**Objective**. Lay out every one of the lines below as a Markdown table with two columns, Row and Line, giving each line its row number and omitting blank lines.

**Dataset records**.

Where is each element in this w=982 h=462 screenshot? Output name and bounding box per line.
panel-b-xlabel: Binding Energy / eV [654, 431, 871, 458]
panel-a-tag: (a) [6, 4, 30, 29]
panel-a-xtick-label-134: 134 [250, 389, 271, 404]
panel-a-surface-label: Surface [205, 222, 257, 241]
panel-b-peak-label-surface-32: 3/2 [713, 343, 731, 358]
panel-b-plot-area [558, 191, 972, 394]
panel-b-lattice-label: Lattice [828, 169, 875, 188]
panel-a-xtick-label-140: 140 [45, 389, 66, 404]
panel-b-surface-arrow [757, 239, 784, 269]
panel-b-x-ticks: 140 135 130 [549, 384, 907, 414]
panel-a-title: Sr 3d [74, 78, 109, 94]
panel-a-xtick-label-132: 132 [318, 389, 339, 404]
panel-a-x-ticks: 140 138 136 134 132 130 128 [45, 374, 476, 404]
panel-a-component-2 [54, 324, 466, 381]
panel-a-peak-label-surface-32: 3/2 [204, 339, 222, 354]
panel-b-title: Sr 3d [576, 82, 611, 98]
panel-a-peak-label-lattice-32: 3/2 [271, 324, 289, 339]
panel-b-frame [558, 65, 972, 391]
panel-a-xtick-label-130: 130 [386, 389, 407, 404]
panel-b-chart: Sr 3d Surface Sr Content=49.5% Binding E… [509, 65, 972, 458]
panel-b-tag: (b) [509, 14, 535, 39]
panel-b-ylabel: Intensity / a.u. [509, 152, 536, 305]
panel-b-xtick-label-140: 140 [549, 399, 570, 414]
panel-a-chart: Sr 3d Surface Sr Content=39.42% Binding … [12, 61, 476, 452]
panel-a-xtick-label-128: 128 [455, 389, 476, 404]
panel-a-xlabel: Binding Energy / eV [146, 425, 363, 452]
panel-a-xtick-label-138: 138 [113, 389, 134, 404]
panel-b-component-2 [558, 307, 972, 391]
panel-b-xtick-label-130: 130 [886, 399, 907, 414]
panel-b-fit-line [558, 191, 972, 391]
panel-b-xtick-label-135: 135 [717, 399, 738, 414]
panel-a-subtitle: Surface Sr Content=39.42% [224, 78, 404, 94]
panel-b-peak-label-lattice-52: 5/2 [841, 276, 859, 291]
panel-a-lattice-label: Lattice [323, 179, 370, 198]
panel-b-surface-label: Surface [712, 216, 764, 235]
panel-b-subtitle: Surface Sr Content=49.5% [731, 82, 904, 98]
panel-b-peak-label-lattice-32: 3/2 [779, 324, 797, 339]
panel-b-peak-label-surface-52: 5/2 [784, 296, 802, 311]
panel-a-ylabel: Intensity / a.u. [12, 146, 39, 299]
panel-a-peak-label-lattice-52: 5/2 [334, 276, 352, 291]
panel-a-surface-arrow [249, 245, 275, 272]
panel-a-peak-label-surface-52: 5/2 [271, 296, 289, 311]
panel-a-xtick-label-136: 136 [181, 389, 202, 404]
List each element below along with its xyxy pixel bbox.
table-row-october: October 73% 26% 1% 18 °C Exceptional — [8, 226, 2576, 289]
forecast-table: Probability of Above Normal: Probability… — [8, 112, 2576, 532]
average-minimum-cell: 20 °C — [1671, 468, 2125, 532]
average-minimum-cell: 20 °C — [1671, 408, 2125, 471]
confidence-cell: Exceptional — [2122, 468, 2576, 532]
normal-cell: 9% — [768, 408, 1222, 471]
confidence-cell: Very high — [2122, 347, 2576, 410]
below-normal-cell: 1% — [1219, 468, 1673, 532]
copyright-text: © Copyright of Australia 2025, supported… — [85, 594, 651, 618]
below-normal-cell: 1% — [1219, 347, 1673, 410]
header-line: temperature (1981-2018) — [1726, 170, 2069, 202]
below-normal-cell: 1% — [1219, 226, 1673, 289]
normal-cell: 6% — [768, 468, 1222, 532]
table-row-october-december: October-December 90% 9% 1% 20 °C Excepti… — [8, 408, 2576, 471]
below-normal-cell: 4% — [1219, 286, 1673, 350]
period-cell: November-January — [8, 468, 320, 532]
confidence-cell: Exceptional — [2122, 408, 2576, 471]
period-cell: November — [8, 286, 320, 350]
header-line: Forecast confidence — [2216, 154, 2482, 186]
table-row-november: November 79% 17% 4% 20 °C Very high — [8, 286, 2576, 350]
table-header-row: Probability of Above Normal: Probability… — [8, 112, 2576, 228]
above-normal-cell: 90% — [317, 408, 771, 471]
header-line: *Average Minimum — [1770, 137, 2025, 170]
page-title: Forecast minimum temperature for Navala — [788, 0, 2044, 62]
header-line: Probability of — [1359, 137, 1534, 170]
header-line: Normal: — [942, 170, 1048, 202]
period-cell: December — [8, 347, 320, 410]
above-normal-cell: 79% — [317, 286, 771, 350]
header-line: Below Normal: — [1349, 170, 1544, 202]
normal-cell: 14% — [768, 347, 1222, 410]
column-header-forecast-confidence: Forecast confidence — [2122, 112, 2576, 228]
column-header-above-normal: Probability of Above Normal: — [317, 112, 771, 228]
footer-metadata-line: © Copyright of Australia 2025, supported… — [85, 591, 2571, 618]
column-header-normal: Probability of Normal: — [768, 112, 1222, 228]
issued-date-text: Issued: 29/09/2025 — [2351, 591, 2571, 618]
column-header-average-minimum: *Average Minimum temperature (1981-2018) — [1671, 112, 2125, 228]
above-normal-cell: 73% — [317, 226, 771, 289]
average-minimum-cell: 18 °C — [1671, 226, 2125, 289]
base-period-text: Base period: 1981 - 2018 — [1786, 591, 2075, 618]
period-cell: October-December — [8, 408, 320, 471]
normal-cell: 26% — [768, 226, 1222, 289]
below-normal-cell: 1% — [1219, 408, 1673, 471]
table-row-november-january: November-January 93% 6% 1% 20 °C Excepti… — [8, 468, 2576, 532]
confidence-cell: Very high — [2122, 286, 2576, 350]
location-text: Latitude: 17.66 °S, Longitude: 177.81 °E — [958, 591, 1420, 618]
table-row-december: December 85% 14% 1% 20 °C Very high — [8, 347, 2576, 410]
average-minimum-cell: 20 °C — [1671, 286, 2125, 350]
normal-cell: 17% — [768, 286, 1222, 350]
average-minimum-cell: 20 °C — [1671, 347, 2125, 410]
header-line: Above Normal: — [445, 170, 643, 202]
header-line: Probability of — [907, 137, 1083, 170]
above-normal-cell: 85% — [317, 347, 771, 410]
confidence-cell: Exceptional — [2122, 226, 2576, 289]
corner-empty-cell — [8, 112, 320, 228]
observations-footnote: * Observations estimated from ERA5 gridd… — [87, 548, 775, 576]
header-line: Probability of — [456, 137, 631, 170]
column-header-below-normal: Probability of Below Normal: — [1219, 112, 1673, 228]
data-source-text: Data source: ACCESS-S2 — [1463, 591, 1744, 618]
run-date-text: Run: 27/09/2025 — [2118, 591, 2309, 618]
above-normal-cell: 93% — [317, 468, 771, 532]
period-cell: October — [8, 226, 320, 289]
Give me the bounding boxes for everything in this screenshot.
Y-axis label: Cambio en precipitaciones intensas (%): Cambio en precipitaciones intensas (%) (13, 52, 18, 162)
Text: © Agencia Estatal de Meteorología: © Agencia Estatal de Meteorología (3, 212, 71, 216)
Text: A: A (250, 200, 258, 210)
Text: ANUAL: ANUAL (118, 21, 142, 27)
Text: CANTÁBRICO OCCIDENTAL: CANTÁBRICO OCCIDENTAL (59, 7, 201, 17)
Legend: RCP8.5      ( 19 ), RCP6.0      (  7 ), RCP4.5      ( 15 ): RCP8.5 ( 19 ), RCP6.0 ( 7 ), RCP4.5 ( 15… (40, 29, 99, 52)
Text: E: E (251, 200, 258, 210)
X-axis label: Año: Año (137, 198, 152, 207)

**In response**.
| Row | Line |
|---|---|
| 1 | Where is each element in this w=982 h=462 screenshot? Output name and bounding box per line. |
| 2 | panel-b-xlabel: Binding Energy / eV [654, 431, 871, 458] |
| 3 | panel-a-tag: (a) [6, 4, 30, 29] |
| 4 | panel-a-xtick-label-134: 134 [250, 389, 271, 404] |
| 5 | panel-a-surface-label: Surface [205, 222, 257, 241] |
| 6 | panel-b-peak-label-surface-32: 3/2 [713, 343, 731, 358] |
| 7 | panel-b-plot-area [558, 191, 972, 394] |
| 8 | panel-b-lattice-label: Lattice [828, 169, 875, 188] |
| 9 | panel-a-xtick-label-140: 140 [45, 389, 66, 404] |
| 10 | panel-b-surface-arrow [757, 239, 784, 269] |
| 11 | panel-b-x-ticks: 140 135 130 [549, 384, 907, 414] |
| 12 | panel-a-title: Sr 3d [74, 78, 109, 94] |
| 13 | panel-a-xtick-label-132: 132 [318, 389, 339, 404] |
| 14 | panel-a-x-ticks: 140 138 136 134 132 130 128 [45, 374, 476, 404] |
| 15 | panel-a-component-2 [54, 324, 466, 381] |
| 16 | panel-a-peak-label-surface-32: 3/2 [204, 339, 222, 354] |
| 17 | panel-b-title: Sr 3d [576, 82, 611, 98] |
| 18 | panel-a-peak-label-lattice-32: 3/2 [271, 324, 289, 339] |
| 19 | panel-b-frame [558, 65, 972, 391] |
| 20 | panel-a-xtick-label-130: 130 [386, 389, 407, 404] |
| 21 | panel-b-chart: Sr 3d Surface Sr Content=49.5% Binding E… [509, 65, 972, 458] |
| 22 | panel-b-tag: (b) [509, 14, 535, 39] |
| 23 | panel-b-ylabel: Intensity / a.u. [509, 152, 536, 305] |
| 24 | panel-b-xtick-label-140: 140 [549, 399, 570, 414] |
| 25 | panel-a-chart: Sr 3d Surface Sr Content=39.42% Binding … [12, 61, 476, 452] |
| 26 | panel-a-xtick-label-128: 128 [455, 389, 476, 404] |
| 27 | panel-a-xlabel: Binding Energy / eV [146, 425, 363, 452] |
| 28 | panel-a-xtick-label-138: 138 [113, 389, 134, 404] |
| 29 | panel-b-component-2 [558, 307, 972, 391] |
| 30 | panel-b-xtick-label-130: 130 [886, 399, 907, 414] |
| 31 | panel-b-fit-line [558, 191, 972, 391] |
| 32 | panel-b-xtick-label-135: 135 [717, 399, 738, 414] |
| 33 | panel-a-subtitle: Surface Sr Content=39.42% [224, 78, 404, 94] |
| 34 | panel-b-peak-label-lattice-52: 5/2 [841, 276, 859, 291] |
| 35 | panel-a-lattice-label: Lattice [323, 179, 370, 198] |
| 36 | panel-b-surface-label: Surface [712, 216, 764, 235] |
| 37 | panel-b-subtitle: Surface Sr Content=49.5% [731, 82, 904, 98] |
| 38 | panel-b-peak-label-lattice-32: 3/2 [779, 324, 797, 339] |
| 39 | panel-b-peak-label-surface-52: 5/2 [784, 296, 802, 311] |
| 40 | panel-a-ylabel: Intensity / a.u. [12, 146, 39, 299] |
| 41 | panel-a-peak-label-lattice-52: 5/2 [334, 276, 352, 291] |
| 42 | panel-a-surface-arrow [249, 245, 275, 272] |
| 43 | panel-a-peak-label-surface-52: 5/2 [271, 296, 289, 311] |
| 44 | panel-a-xtick-label-136: 136 [181, 389, 202, 404] |
| 45 | List each element below along with its xyxy pixel bbox. |
| 46 | table-row-october: October 73% 26% 1% 18 °C Exceptional — [8, 226, 2576, 289] |
| 47 | forecast-table: Probability of Above Normal: Probability… — [8, 112, 2576, 532] |
| 48 | average-minimum-cell: 20 °C — [1671, 468, 2125, 532] |
| 49 | average-minimum-cell: 20 °C — [1671, 408, 2125, 471] |
| 50 | confidence-cell: Exceptional — [2122, 468, 2576, 532] |
| 51 | normal-cell: 9% — [768, 408, 1222, 471] |
| 52 | confidence-cell: Very high — [2122, 347, 2576, 410] |
| 53 | below-normal-cell: 1% — [1219, 468, 1673, 532] |
| 54 | copyright-text: © Copyright of Australia 2025, supported… — [85, 594, 651, 618] |
| 55 | below-normal-cell: 1% — [1219, 347, 1673, 410] |
| 56 | header-line: temperature (1981-2018) — [1726, 170, 2069, 202] |
| 57 | below-normal-cell: 1% — [1219, 226, 1673, 289] |
| 58 | normal-cell: 6% — [768, 468, 1222, 532] |
| 59 | table-row-october-december: October-December 90% 9% 1% 20 °C Excepti… — [8, 408, 2576, 471] |
| 60 | below-normal-cell: 4% — [1219, 286, 1673, 350] |
| 61 | period-cell: November-January — [8, 468, 320, 532] |
| 62 | confidence-cell: Exceptional — [2122, 408, 2576, 471] |
| 63 | period-cell: November — [8, 286, 320, 350] |
| 64 | header-line: Forecast confidence — [2216, 154, 2482, 186] |
| 65 | table-row-november: November 79% 17% 4% 20 °C Very high — [8, 286, 2576, 350] |
| 66 | table-header-row: Probability of Above Normal: Probability… — [8, 112, 2576, 228] |
| 67 | above-normal-cell: 90% — [317, 408, 771, 471] |
| 68 | header-line: *Average Minimum — [1770, 137, 2025, 170] |
| 69 | page-title: Forecast minimum temperature for Navala — [788, 0, 2044, 62] |
| 70 | header-line: Probability of — [1359, 137, 1534, 170] |
| 71 | header-line: Normal: — [942, 170, 1048, 202] |
| 72 | period-cell: December — [8, 347, 320, 410] |
| 73 | above-normal-cell: 79% — [317, 286, 771, 350] |
| 74 | header-line: Below Normal: — [1349, 170, 1544, 202] |
| 75 | normal-cell: 14% — [768, 347, 1222, 410] |
| 76 | column-header-forecast-confidence: Forecast confidence — [2122, 112, 2576, 228] |
| 77 | column-header-above-normal: Probability of Above Normal: — [317, 112, 771, 228] |
| 78 | footer-metadata-line: © Copyright of Australia 2025, supported… — [85, 591, 2571, 618] |
| 79 | column-header-normal: Probability of Normal: — [768, 112, 1222, 228] |
| 80 | issued-date-text: Issued: 29/09/2025 — [2351, 591, 2571, 618] |
| 81 | column-header-average-minimum: *Average Minimum temperature (1981-2018) — [1671, 112, 2125, 228] |
| 82 | above-normal-cell: 73% — [317, 226, 771, 289] |
| 83 | average-minimum-cell: 18 °C — [1671, 226, 2125, 289] |
| 84 | base-period-text: Base period: 1981 - 2018 — [1786, 591, 2075, 618] |
| 85 | period-cell: October-December — [8, 408, 320, 471] |
| 86 | normal-cell: 26% — [768, 226, 1222, 289] |
| 87 | below-normal-cell: 1% — [1219, 408, 1673, 471] |
| 88 | table-row-november-january: November-January 93% 6% 1% 20 °C Excepti… — [8, 468, 2576, 532] |
| 89 | confidence-cell: Very high — [2122, 286, 2576, 350] |
| 90 | location-text: Latitude: 17.66 °S, Longitude: 177.81 °E — [958, 591, 1420, 618] |
| 91 | table-row-december: December 85% 14% 1% 20 °C Very high — [8, 347, 2576, 410] |
| 92 | average-minimum-cell: 20 °C — [1671, 286, 2125, 350] |
| 93 | normal-cell: 17% — [768, 286, 1222, 350] |
| 94 | average-minimum-cell: 20 °C — [1671, 347, 2125, 410] |
| 95 | header-line: Above Normal: — [445, 170, 643, 202] |
| 96 | header-line: Probability of — [907, 137, 1083, 170] |
| 97 | above-normal-cell: 85% — [317, 347, 771, 410] |
| 98 | confidence-cell: Exceptional — [2122, 226, 2576, 289] |
| 99 | corner-empty-cell — [8, 112, 320, 228] |
| 100 | observations-footnote: * Observations estimated from ERA5 gridd… — [87, 548, 775, 576] |
| 101 | header-line: Probability of — [456, 137, 631, 170] |
| 102 | column-header-below-normal: Probability of Below Normal: — [1219, 112, 1673, 228] |
| 103 | data-source-text: Data source: ACCESS-S2 — [1463, 591, 1744, 618] |
| 104 | run-date-text: Run: 27/09/2025 — [2118, 591, 2309, 618] |
| 105 | above-normal-cell: 93% — [317, 468, 771, 532] |
| 106 | period-cell: October — [8, 226, 320, 289] |
| 107 | Give me the bounding boxes for everything in this screenshot. |
| 108 | Y-axis label: Cambio en precipitaciones intensas (%): Cambio en precipitaciones intensas (%) (13, 52, 18, 162) |
| 109 | Text: © Agencia Estatal de Meteorología: © Agencia Estatal de Meteorología (3, 212, 71, 216) |
| 110 | Text: A: A (250, 200, 258, 210) |
| 111 | Text: ANUAL: ANUAL (118, 21, 142, 27) |
| 112 | Text: CANTÁBRICO OCCIDENTAL: CANTÁBRICO OCCIDENTAL (59, 7, 201, 17) |
| 113 | Legend: RCP8.5      ( 19 ), RCP6.0      (  7 ), RCP4.5      ( 15 ): RCP8.5 ( 19 ), RCP6.0 ( 7 ), RCP4.5 ( 15… (40, 29, 99, 52) |
| 114 | Text: E: E (251, 200, 258, 210) |
| 115 | X-axis label: Año: Año (137, 198, 152, 207) |